▸ **Task description**
Print all records exactly, leaving nothing out.

(Items listed in a dataset)
— BEGIN —

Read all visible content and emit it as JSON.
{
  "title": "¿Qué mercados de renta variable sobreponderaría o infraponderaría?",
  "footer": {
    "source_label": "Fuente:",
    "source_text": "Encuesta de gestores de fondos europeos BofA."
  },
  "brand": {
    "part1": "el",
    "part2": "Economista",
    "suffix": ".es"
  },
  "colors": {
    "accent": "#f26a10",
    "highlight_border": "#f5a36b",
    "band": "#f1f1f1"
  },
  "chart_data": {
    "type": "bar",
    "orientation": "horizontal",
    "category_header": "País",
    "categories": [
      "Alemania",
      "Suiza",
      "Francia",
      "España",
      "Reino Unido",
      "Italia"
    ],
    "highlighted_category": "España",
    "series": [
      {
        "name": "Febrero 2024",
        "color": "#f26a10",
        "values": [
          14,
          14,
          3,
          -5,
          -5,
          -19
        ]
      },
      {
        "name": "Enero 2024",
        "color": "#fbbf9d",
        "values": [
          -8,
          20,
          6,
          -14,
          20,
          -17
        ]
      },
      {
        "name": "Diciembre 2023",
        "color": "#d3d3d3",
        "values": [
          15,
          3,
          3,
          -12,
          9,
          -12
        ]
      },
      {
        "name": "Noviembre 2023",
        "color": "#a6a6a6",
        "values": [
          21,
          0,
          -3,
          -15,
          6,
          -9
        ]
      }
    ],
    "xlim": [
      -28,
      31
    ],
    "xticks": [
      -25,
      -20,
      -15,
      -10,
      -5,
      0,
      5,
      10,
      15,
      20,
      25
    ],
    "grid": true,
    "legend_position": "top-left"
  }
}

— END —

▸ **Result for this task**
Read all visible content and emit it as JSON.
{
  "title": "¿Qué mercados de renta variable sobreponderaría o infraponderaría?",
  "footer": {
    "source_label": "Fuente:",
    "source_text": "Encuesta de gestores de fondos europeos BofA."
  },
  "brand": {
    "part1": "el",
    "part2": "Economista",
    "suffix": ".es"
  },
  "colors": {
    "accent": "#f26a10",
    "highlight_border": "#f5a36b",
    "band": "#f1f1f1"
  },
  "chart_data": {
    "type": "bar",
    "orientation": "horizontal",
    "category_header": "País",
    "categories": [
      "Alemania",
      "Suiza",
      "Francia",
      "España",
      "Reino Unido",
      "Italia"
    ],
    "highlighted_category": "España",
    "series": [
      {
        "name": "Febrero 2024",
        "color": "#f26a10",
        "values": [
          14,
          14,
          3,
          -5,
          -5,
          -19
        ]
      },
      {
        "name": "Enero 2024",
        "color": "#fbbf9d",
        "values": [
          -8,
          20,
          6,
          -14,
          20,
          -17
        ]
      },
      {
        "name": "Diciembre 2023",
        "color": "#d3d3d3",
        "values": [
          15,
          3,
          3,
          -12,
          9,
          -12
        ]
      },
      {
        "name": "Noviembre 2023",
        "color": "#a6a6a6",
        "values": [
          21,
          0,
          -3,
          -15,
          6,
          -9
        ]
      }
    ],
    "xlim": [
      -28,
      31
    ],
    "xticks": [
      -25,
      -20,
      -15,
      -10,
      -5,
      0,
      5,
      10,
      15,
      20,
      25
    ],
    "grid": true,
    "legend_position": "top-left"
  }
}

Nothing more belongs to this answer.